#### The request:
Count the lines in the records that contain the string "value", where case counts, and reply with only the number.

┄┄┄┄┄┄

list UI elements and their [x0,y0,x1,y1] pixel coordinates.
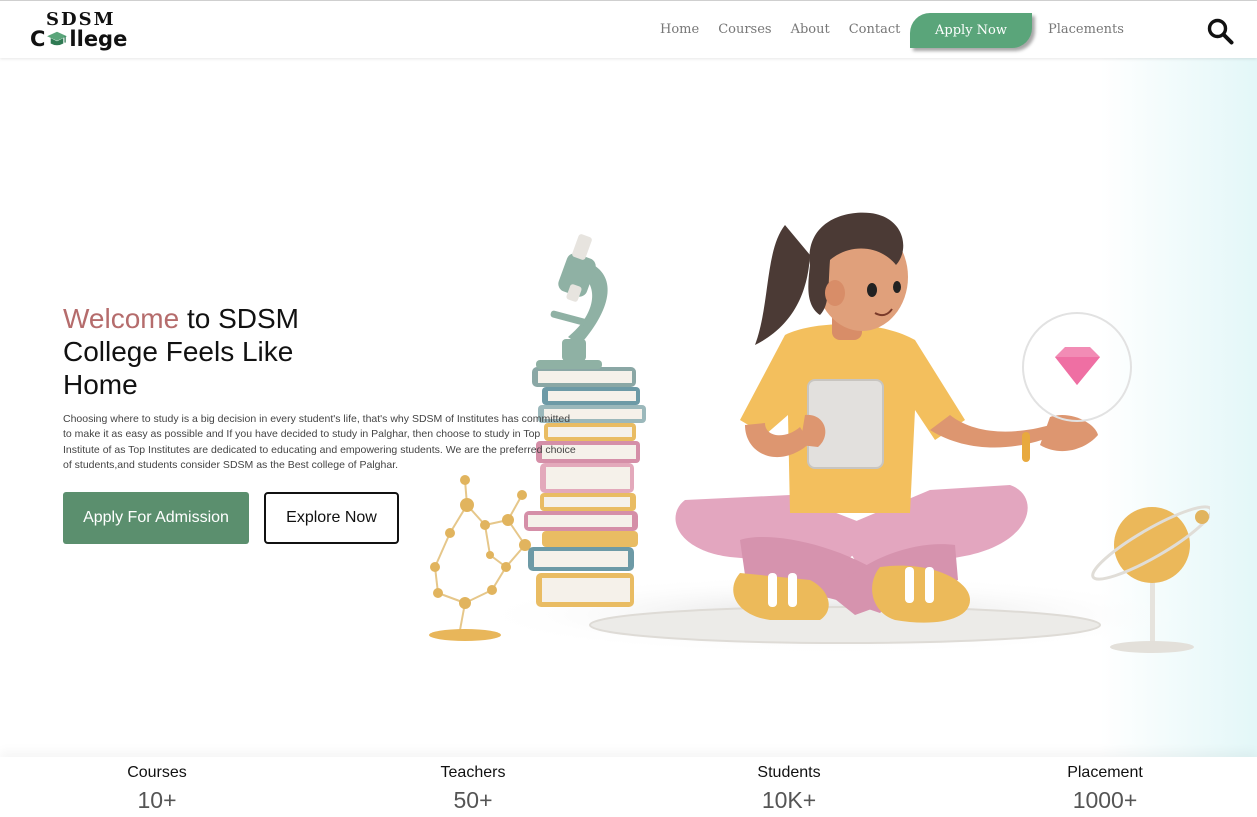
hero-title-accent: Welcome [63,303,180,334]
search-icon[interactable] [1206,17,1234,45]
nav-placements[interactable]: Placements [1048,22,1124,37]
nav-courses[interactable]: Courses [718,22,771,37]
stat-label: Placement [1067,764,1143,781]
stat-label: Courses [127,764,187,781]
hero-description: Choosing where to study is a big decisio… [63,413,576,471]
stat-courses: Courses 10+ [57,763,257,815]
college-logo[interactable]: SDSM C llege [30,9,140,53]
student-figure [675,212,1098,623]
graduation-cap-icon [47,31,68,46]
stat-label: Students [757,764,821,781]
stat-students: Students 10K+ [689,763,889,815]
stat-placement: Placement 1000+ [1005,763,1205,815]
stat-value: 50+ [453,787,493,813]
microscope [536,234,608,369]
logo-text-bottom: C llege [30,27,127,51]
stat-value: 10+ [137,787,177,813]
nav-about[interactable]: About [791,22,830,37]
apply-for-admission-button[interactable]: Apply For Admission [63,492,249,544]
stat-label: Teachers [440,764,506,781]
stats-bar: Courses 10+ Teachers 50+ Students 10K+ P… [0,757,1257,817]
navbar: SDSM C llege Home Courses About Contact … [0,0,1257,58]
logo-letter-c: C [30,27,46,51]
nav-home[interactable]: Home [660,22,699,37]
diamond-bubble [1022,312,1132,422]
nav-contact[interactable]: Contact [849,22,901,37]
explore-now-button[interactable]: Explore Now [264,492,399,544]
stat-value: 10K+ [761,787,817,813]
logo-letters-llege: llege [69,27,128,51]
hero-title: Welcome to SDSM College Feels Like Home [63,302,363,401]
nav-apply-now-button[interactable]: Apply Now [910,13,1032,48]
stat-value: 1000+ [1072,787,1138,813]
stat-teachers: Teachers 50+ [373,763,573,815]
main-navigation: Home Courses About Contact [660,1,919,58]
book-stack [524,367,646,607]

┄┄┄┄┄┄

#### Solution below:
4